Look through the data below. Collect every line where the word "Eugenie" occurs.

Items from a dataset
::::::

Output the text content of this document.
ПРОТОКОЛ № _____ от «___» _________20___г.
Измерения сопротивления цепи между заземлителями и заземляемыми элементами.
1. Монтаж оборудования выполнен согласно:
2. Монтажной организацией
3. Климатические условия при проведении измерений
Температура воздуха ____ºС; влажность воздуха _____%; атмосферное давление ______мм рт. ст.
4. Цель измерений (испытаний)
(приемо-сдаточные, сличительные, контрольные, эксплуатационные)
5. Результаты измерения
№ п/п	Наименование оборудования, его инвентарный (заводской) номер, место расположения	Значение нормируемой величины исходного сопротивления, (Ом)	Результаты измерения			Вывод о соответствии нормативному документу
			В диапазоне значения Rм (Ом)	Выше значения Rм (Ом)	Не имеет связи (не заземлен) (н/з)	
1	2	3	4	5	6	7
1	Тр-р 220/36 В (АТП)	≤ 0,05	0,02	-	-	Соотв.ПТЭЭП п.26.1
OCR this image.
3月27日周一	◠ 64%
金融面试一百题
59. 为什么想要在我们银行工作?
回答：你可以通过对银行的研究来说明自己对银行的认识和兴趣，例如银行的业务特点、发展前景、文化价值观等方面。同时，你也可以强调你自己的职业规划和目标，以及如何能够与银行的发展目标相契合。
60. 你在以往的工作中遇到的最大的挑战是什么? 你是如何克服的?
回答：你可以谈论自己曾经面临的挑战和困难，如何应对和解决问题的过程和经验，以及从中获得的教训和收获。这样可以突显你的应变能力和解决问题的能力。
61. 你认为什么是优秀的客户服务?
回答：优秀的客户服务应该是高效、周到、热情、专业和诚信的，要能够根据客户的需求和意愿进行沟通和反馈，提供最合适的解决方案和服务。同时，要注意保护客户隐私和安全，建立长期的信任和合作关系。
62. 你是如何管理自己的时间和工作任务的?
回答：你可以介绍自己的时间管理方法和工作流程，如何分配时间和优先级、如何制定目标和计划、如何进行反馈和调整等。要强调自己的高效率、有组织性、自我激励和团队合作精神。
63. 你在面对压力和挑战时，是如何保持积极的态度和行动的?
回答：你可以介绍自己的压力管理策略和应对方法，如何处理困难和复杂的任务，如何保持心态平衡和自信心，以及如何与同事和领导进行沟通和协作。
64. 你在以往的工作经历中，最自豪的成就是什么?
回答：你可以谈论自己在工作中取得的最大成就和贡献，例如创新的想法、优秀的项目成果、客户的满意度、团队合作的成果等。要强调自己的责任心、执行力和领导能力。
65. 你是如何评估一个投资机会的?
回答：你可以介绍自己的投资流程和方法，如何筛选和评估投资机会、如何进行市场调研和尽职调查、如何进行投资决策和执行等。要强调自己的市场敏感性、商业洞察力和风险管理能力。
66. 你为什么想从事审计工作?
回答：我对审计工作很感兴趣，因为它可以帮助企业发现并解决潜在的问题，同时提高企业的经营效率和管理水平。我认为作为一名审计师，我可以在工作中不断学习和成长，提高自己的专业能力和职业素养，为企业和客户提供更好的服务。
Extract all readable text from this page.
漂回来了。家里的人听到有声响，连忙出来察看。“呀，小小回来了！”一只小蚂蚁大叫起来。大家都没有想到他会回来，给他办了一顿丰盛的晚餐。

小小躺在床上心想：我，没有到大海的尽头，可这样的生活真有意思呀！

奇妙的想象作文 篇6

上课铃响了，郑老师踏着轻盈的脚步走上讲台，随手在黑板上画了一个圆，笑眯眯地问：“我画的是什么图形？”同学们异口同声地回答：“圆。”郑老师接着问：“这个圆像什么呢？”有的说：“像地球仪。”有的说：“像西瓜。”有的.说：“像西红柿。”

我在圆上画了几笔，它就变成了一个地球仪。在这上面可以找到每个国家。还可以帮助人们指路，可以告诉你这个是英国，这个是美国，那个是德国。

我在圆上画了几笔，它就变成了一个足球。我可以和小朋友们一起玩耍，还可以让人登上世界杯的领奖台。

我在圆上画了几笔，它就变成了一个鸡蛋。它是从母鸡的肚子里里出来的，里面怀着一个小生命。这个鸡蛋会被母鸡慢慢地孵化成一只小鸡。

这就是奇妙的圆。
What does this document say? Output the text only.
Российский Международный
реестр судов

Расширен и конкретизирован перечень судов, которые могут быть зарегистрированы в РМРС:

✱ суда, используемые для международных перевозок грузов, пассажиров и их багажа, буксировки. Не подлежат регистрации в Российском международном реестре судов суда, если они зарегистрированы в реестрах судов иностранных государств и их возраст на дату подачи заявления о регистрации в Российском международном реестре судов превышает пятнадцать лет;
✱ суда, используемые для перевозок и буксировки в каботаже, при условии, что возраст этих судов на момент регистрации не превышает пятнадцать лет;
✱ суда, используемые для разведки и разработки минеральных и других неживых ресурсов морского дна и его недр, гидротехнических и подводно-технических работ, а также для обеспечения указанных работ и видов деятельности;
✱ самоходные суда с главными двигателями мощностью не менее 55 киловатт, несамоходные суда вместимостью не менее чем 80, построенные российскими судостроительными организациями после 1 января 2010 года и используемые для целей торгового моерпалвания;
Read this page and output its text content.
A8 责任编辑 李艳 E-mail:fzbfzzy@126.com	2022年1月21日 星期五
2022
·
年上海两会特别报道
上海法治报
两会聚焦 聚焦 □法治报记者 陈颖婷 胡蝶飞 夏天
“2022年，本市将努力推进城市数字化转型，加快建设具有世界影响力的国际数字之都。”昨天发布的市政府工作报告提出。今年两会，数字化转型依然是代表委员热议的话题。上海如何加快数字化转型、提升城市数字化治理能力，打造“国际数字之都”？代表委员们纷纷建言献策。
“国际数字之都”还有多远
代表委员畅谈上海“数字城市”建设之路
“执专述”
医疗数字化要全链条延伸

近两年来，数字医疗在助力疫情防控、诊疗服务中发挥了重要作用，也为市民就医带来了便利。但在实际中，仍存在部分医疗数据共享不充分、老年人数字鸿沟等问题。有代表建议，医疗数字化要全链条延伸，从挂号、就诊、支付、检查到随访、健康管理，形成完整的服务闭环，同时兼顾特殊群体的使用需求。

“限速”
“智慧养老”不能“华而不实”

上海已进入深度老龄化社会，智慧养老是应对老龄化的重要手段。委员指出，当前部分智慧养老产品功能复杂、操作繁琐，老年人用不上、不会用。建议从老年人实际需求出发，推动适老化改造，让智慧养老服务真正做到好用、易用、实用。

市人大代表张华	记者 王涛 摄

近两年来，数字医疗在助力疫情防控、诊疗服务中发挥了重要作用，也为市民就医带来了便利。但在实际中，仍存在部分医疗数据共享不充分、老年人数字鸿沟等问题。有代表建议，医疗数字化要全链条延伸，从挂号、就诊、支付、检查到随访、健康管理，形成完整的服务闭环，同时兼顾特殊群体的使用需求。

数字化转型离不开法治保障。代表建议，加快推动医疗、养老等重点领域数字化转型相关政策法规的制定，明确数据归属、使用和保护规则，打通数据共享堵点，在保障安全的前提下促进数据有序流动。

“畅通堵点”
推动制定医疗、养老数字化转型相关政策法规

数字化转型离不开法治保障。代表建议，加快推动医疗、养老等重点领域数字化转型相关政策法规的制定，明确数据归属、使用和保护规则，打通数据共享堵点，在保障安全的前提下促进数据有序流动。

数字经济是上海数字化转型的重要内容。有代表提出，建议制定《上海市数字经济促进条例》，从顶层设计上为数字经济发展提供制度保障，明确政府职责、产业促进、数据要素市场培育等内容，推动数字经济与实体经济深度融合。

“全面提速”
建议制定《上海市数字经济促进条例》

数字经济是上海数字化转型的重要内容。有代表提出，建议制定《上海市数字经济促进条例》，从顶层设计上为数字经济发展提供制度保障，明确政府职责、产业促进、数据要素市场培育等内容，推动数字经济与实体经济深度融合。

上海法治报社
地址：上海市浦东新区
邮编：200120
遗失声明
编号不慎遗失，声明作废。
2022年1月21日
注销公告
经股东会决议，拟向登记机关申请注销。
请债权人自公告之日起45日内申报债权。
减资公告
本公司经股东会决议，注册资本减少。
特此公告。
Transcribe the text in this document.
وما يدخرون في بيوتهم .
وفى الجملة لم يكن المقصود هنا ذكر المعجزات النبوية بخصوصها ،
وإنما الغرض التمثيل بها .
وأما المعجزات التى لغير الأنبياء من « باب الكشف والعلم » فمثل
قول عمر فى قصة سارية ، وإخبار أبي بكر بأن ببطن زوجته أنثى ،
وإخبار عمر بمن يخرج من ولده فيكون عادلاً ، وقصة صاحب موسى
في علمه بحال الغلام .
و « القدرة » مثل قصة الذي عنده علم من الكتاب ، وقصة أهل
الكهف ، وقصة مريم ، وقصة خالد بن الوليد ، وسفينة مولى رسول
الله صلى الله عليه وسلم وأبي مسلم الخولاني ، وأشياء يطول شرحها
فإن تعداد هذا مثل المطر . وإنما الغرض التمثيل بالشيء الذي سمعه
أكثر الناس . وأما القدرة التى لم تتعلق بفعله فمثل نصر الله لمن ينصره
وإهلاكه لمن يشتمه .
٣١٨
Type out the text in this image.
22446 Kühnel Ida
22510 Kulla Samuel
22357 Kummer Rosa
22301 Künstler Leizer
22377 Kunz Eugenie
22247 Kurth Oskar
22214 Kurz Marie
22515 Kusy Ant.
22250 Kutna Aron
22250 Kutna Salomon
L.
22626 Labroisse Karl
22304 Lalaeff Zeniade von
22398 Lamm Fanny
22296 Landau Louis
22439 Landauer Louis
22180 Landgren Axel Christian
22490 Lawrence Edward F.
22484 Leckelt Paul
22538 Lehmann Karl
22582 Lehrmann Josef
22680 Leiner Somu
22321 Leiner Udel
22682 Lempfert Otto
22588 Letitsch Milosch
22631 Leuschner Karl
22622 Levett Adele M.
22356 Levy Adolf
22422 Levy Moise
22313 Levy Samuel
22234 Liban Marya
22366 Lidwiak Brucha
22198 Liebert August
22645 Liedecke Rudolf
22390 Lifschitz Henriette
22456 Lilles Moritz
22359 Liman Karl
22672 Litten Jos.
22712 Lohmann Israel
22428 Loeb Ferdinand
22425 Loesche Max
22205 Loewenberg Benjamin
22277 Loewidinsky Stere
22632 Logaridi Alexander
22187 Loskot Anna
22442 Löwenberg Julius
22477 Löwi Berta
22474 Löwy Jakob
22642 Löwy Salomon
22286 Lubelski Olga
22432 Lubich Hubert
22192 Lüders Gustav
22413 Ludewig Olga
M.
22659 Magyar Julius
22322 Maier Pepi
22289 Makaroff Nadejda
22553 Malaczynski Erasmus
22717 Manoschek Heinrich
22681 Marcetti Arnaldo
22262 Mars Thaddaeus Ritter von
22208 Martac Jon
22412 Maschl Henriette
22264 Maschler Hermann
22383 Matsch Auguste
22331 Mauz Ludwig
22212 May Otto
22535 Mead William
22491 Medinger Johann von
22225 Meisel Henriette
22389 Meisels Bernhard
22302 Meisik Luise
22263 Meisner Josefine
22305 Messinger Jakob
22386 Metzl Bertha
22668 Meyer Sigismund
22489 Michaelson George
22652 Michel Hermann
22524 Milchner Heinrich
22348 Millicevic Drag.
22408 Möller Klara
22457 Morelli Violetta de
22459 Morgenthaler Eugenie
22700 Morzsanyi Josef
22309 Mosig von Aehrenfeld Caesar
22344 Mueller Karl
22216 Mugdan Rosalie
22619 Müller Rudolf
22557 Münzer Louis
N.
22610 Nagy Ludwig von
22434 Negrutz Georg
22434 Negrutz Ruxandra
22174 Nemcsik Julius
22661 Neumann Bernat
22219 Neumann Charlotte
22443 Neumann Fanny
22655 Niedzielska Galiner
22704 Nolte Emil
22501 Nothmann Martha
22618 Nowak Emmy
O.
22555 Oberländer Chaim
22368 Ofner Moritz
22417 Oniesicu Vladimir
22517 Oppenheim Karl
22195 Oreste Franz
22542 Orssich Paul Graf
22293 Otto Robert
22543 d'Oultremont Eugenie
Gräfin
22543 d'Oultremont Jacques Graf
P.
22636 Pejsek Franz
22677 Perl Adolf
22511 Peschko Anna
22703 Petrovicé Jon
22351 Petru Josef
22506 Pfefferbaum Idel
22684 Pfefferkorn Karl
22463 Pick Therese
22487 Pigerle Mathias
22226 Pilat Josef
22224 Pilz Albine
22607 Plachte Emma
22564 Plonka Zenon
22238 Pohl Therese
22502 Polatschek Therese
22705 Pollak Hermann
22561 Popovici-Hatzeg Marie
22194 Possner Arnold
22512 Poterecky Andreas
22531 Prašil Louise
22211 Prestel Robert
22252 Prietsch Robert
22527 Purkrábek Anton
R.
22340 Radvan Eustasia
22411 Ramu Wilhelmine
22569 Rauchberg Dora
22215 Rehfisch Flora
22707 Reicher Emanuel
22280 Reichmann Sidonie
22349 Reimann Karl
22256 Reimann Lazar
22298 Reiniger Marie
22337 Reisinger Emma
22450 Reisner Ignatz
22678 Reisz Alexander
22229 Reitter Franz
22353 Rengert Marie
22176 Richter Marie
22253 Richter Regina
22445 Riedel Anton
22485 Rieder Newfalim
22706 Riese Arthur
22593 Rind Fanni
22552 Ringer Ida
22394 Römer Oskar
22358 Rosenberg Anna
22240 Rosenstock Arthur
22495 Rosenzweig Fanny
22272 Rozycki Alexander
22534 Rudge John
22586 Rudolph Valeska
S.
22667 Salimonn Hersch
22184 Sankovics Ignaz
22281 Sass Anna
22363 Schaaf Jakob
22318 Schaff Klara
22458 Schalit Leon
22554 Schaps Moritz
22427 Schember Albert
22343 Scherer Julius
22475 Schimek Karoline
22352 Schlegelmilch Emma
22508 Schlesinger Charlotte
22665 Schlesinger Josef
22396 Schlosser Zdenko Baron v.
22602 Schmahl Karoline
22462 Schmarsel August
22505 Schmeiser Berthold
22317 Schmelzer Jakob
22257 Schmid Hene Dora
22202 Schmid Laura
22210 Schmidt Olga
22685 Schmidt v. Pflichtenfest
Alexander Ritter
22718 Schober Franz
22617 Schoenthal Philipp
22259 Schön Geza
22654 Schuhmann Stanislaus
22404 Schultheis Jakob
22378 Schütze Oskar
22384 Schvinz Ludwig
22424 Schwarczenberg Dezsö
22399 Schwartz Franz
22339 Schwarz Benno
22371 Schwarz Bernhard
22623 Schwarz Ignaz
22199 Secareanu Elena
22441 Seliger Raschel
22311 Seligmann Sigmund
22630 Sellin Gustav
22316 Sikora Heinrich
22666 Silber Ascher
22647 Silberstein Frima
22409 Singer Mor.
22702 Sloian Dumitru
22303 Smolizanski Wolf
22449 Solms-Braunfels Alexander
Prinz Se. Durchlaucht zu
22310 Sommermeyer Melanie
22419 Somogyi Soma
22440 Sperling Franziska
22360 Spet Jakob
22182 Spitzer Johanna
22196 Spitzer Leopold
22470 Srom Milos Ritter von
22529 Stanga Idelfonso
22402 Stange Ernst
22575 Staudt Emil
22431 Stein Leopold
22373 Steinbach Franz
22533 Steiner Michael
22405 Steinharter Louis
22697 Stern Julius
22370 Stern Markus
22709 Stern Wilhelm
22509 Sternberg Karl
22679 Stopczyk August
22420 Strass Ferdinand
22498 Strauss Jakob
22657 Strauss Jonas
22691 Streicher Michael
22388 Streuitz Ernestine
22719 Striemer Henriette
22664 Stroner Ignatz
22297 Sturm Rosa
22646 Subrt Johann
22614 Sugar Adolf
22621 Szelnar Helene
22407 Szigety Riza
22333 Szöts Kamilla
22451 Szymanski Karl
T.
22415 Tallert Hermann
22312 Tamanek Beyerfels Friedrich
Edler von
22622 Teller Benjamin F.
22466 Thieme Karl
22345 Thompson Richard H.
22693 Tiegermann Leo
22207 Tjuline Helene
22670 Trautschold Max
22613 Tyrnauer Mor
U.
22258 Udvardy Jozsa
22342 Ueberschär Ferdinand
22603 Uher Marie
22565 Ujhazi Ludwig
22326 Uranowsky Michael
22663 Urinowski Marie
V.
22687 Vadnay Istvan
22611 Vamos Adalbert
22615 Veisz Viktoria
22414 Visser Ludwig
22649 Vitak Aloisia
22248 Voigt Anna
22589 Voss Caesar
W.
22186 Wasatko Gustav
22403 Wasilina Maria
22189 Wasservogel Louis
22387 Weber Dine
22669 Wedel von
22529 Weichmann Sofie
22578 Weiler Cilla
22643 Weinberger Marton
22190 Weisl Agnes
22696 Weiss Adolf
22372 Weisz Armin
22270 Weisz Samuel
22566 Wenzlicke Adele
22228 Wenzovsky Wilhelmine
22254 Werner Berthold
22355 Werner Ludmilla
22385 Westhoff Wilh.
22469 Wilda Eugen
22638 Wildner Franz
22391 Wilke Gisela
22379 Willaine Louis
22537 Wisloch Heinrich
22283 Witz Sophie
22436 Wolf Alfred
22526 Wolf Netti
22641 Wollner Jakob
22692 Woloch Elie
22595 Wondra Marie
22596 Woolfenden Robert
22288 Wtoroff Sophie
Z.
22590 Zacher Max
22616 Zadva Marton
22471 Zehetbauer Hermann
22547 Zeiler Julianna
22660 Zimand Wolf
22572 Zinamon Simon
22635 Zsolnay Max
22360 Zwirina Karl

::::::

#### [IN RESPONSE]
22377 Kunz Eugenie
22459 Morgenthaler Eugenie
22543 d'Oultremont Eugenie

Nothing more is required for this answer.